● Instruction
Wherever "Dividend" appears in a line, copy that line.
========================================
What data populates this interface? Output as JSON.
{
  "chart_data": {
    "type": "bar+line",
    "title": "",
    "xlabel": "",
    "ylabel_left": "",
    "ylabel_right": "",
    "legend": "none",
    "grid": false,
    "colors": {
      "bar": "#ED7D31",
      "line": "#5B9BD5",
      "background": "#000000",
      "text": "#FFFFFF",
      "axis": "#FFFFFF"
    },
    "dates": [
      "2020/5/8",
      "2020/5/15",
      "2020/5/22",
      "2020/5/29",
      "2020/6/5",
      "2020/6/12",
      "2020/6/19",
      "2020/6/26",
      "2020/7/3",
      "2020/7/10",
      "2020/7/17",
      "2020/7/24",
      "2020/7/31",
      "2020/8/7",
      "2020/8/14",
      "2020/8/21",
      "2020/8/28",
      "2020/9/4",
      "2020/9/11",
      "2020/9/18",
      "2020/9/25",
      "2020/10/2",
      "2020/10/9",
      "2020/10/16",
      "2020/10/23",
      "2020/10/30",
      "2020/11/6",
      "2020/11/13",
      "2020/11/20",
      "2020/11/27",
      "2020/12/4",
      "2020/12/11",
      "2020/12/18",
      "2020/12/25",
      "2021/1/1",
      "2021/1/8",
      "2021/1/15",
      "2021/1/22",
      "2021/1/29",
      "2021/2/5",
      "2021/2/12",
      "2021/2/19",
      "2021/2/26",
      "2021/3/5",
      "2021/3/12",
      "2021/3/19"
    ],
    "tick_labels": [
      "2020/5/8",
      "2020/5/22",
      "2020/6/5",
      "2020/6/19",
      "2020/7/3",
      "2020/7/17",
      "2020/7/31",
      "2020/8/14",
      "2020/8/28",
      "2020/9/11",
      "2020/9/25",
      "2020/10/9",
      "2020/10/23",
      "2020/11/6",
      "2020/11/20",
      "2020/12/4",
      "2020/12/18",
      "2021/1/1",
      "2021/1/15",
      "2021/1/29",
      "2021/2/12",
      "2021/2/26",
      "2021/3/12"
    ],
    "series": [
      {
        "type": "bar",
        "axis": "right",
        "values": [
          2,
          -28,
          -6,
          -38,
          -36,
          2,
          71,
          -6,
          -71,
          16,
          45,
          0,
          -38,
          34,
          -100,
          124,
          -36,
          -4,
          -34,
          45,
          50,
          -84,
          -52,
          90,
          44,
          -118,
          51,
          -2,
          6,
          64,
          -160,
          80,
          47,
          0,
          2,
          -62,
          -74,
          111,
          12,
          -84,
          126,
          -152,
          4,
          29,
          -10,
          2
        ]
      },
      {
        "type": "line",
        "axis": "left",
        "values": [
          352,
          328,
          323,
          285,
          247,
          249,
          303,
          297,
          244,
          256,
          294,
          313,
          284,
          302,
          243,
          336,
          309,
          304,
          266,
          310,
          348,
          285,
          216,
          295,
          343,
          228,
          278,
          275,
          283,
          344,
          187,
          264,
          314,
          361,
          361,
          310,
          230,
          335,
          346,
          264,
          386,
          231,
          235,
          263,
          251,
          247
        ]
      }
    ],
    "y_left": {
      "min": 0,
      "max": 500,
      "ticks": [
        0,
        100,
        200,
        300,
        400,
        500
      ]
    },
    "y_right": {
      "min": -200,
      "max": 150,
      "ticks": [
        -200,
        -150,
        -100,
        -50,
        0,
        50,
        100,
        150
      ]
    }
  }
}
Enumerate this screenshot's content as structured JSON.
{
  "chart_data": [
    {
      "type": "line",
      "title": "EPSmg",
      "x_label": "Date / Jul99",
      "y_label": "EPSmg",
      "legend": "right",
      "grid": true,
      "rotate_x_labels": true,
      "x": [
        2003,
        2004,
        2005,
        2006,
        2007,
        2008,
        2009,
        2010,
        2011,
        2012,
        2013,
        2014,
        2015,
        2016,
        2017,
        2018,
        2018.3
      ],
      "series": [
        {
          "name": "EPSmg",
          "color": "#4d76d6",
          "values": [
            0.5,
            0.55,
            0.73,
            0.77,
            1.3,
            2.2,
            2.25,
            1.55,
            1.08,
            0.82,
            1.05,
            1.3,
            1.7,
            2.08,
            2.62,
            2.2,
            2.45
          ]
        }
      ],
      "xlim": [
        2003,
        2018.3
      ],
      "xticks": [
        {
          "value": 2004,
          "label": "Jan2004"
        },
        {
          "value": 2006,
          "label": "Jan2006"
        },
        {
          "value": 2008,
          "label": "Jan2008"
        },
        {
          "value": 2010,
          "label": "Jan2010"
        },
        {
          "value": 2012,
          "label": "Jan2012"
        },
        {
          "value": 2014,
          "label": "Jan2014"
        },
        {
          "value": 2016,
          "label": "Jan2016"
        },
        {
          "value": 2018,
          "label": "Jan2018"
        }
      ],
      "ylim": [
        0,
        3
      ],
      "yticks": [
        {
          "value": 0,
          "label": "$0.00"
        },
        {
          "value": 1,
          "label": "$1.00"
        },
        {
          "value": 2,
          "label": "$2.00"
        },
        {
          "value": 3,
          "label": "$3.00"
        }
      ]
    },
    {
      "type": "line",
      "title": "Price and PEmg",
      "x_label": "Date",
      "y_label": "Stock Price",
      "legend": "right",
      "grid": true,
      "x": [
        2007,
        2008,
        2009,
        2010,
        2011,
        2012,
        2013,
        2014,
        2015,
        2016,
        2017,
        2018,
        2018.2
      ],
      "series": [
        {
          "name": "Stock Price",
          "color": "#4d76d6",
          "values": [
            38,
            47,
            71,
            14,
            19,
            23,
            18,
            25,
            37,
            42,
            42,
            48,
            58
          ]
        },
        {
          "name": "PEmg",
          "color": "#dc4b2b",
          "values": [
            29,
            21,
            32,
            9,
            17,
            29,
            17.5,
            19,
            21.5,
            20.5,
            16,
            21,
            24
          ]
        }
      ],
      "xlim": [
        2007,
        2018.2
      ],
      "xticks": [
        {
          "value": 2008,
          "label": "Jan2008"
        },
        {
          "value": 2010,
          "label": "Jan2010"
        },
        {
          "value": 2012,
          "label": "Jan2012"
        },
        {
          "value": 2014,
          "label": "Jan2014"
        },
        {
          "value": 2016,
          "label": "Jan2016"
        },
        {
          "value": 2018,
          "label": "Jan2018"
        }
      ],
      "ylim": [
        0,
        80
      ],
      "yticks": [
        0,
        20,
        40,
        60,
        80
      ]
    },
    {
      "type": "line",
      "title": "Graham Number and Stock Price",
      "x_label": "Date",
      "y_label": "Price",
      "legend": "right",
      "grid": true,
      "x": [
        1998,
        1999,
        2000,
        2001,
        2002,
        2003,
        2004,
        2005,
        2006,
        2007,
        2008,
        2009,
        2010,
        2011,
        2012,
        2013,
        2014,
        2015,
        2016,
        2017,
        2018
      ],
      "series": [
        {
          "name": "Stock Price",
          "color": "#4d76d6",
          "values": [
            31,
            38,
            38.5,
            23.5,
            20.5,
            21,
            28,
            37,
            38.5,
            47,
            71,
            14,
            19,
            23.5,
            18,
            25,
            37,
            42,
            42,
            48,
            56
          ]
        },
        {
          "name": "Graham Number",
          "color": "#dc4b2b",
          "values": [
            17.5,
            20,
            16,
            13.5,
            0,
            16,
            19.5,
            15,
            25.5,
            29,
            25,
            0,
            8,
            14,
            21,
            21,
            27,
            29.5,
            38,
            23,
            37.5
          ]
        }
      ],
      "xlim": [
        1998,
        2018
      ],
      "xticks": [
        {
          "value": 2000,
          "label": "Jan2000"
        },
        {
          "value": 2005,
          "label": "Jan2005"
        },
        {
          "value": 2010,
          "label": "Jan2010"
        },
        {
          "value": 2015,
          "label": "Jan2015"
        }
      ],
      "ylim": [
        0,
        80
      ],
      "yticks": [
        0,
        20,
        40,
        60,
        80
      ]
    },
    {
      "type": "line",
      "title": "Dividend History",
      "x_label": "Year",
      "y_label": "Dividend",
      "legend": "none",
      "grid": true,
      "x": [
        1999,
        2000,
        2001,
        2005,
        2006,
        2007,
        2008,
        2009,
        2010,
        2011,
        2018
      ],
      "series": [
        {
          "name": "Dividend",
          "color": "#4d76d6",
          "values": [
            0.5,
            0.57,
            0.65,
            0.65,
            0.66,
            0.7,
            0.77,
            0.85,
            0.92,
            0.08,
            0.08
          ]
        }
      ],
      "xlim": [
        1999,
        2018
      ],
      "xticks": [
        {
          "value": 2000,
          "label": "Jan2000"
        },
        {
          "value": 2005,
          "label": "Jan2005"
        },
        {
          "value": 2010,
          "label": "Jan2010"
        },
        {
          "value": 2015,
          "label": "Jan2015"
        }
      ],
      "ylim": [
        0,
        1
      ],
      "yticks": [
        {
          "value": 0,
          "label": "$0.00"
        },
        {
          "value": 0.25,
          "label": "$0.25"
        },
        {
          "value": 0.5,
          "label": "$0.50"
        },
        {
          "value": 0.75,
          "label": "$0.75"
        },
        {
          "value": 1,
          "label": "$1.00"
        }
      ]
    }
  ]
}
========================================
● Final result
      "title": "Dividend History",
      "y_label": "Dividend",
          "name": "Dividend",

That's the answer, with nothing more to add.